Wherever the string "this" appears in the listing, copy that line.

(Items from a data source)
....................

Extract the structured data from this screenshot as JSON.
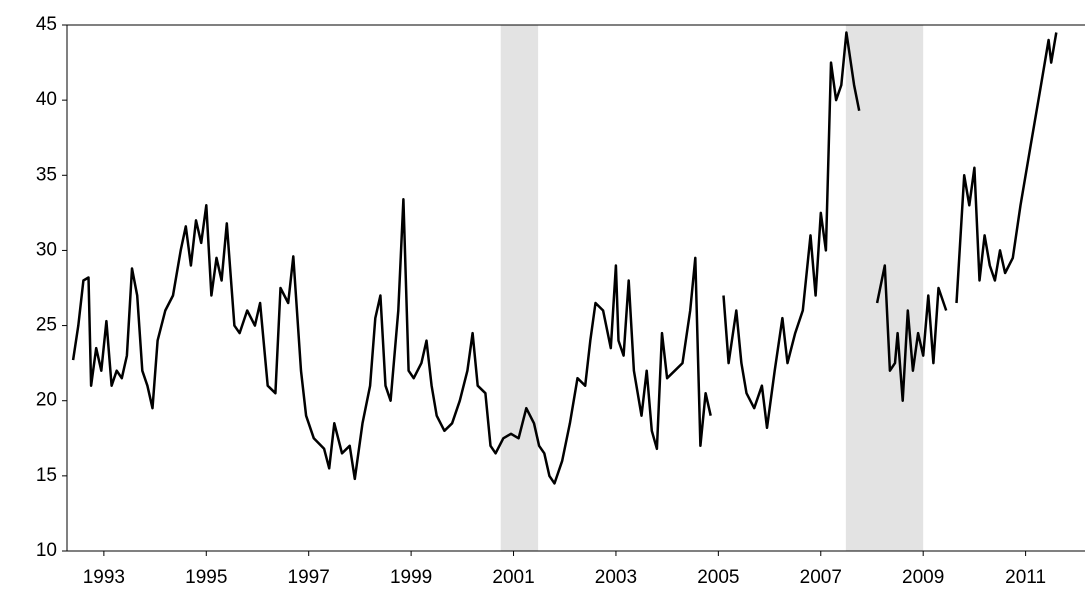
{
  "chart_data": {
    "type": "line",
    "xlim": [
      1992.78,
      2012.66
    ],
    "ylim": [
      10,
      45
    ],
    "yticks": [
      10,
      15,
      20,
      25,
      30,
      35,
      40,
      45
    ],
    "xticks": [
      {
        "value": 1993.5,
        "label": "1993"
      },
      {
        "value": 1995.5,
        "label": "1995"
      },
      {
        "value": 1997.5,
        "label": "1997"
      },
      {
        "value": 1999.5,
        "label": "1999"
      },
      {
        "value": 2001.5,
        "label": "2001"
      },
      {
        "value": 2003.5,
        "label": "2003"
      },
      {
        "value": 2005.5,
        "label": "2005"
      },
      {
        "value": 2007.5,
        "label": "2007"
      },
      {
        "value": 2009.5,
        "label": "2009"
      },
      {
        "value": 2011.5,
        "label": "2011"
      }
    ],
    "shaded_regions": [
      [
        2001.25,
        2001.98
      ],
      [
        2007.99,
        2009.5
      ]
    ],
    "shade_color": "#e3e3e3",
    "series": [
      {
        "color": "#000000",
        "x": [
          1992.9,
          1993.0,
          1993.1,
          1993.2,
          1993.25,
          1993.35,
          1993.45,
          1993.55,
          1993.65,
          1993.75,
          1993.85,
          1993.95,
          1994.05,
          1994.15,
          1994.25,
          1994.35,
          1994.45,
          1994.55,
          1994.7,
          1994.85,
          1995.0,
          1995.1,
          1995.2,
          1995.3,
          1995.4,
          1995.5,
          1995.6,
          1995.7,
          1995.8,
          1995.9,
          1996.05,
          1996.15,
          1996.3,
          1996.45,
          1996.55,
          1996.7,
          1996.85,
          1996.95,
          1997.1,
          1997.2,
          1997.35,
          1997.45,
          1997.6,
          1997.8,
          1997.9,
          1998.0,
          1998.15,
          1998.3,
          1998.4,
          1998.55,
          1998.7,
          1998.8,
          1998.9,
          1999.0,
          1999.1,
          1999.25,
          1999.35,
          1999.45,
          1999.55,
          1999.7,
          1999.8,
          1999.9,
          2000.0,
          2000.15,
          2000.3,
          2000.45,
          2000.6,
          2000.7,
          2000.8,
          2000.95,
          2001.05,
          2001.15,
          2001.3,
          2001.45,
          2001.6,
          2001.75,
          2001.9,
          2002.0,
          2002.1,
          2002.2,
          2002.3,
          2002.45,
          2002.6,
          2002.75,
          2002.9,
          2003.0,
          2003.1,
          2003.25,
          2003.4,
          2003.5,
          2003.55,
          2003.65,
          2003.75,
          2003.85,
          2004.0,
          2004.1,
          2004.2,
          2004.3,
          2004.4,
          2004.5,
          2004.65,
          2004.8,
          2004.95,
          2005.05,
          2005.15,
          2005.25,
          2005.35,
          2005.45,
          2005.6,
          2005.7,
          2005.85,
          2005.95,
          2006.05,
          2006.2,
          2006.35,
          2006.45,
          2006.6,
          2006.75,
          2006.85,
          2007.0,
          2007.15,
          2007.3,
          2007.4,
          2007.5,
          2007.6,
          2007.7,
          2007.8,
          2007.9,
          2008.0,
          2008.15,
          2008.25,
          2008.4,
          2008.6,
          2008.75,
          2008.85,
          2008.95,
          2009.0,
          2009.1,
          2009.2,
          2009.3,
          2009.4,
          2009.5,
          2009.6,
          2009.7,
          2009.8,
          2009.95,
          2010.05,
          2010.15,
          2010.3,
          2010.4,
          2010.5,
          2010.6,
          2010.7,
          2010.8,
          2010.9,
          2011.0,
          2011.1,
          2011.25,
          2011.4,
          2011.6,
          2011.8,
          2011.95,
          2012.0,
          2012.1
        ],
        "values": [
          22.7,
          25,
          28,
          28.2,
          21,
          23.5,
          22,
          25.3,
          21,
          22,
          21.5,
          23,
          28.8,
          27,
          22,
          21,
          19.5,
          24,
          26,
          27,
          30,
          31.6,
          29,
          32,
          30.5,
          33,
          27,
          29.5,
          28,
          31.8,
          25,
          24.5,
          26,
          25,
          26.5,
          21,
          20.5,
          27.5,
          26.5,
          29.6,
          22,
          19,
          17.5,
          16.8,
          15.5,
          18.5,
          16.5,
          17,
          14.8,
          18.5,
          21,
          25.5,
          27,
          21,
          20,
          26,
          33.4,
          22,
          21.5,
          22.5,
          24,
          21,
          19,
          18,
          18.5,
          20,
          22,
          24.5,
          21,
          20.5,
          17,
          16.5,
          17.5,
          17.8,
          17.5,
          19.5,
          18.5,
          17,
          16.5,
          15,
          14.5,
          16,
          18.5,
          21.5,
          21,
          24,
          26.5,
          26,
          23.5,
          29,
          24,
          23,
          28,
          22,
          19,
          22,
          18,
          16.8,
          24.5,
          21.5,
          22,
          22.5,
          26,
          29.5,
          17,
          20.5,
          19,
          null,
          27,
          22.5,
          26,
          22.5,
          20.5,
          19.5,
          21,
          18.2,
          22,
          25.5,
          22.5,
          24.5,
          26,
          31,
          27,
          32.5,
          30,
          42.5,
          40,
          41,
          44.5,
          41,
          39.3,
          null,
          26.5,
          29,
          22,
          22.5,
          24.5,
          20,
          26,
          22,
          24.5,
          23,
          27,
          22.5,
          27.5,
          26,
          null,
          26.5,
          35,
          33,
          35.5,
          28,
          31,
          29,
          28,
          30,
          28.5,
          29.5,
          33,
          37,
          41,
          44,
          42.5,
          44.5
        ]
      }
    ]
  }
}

....................

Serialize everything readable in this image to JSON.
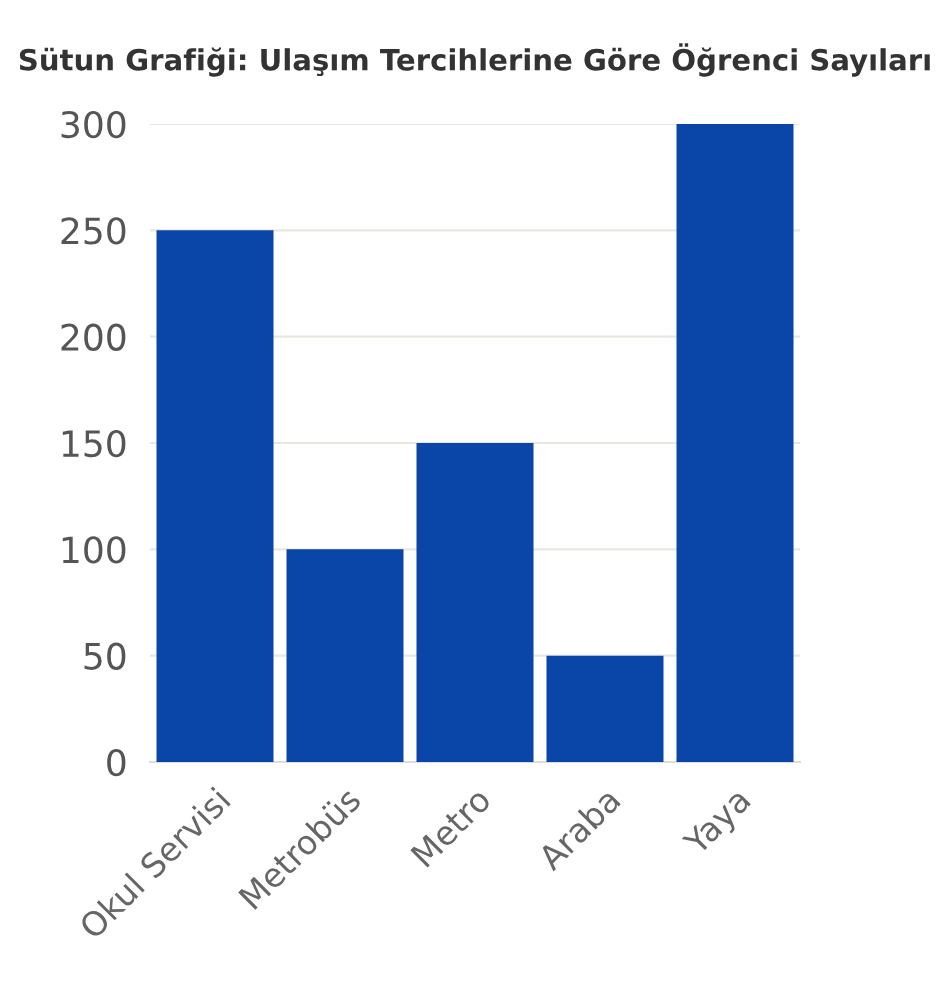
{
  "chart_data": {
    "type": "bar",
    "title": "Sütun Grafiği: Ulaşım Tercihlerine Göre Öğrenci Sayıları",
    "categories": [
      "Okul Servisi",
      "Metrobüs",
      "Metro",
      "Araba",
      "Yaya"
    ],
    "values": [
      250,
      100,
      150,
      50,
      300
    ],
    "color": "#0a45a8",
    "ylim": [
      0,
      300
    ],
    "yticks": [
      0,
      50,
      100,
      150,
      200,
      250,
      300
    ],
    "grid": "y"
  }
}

....................

Final result>
Extract the structured data from this screenshot as JSON.
Serialize everything readable in this image to JSON.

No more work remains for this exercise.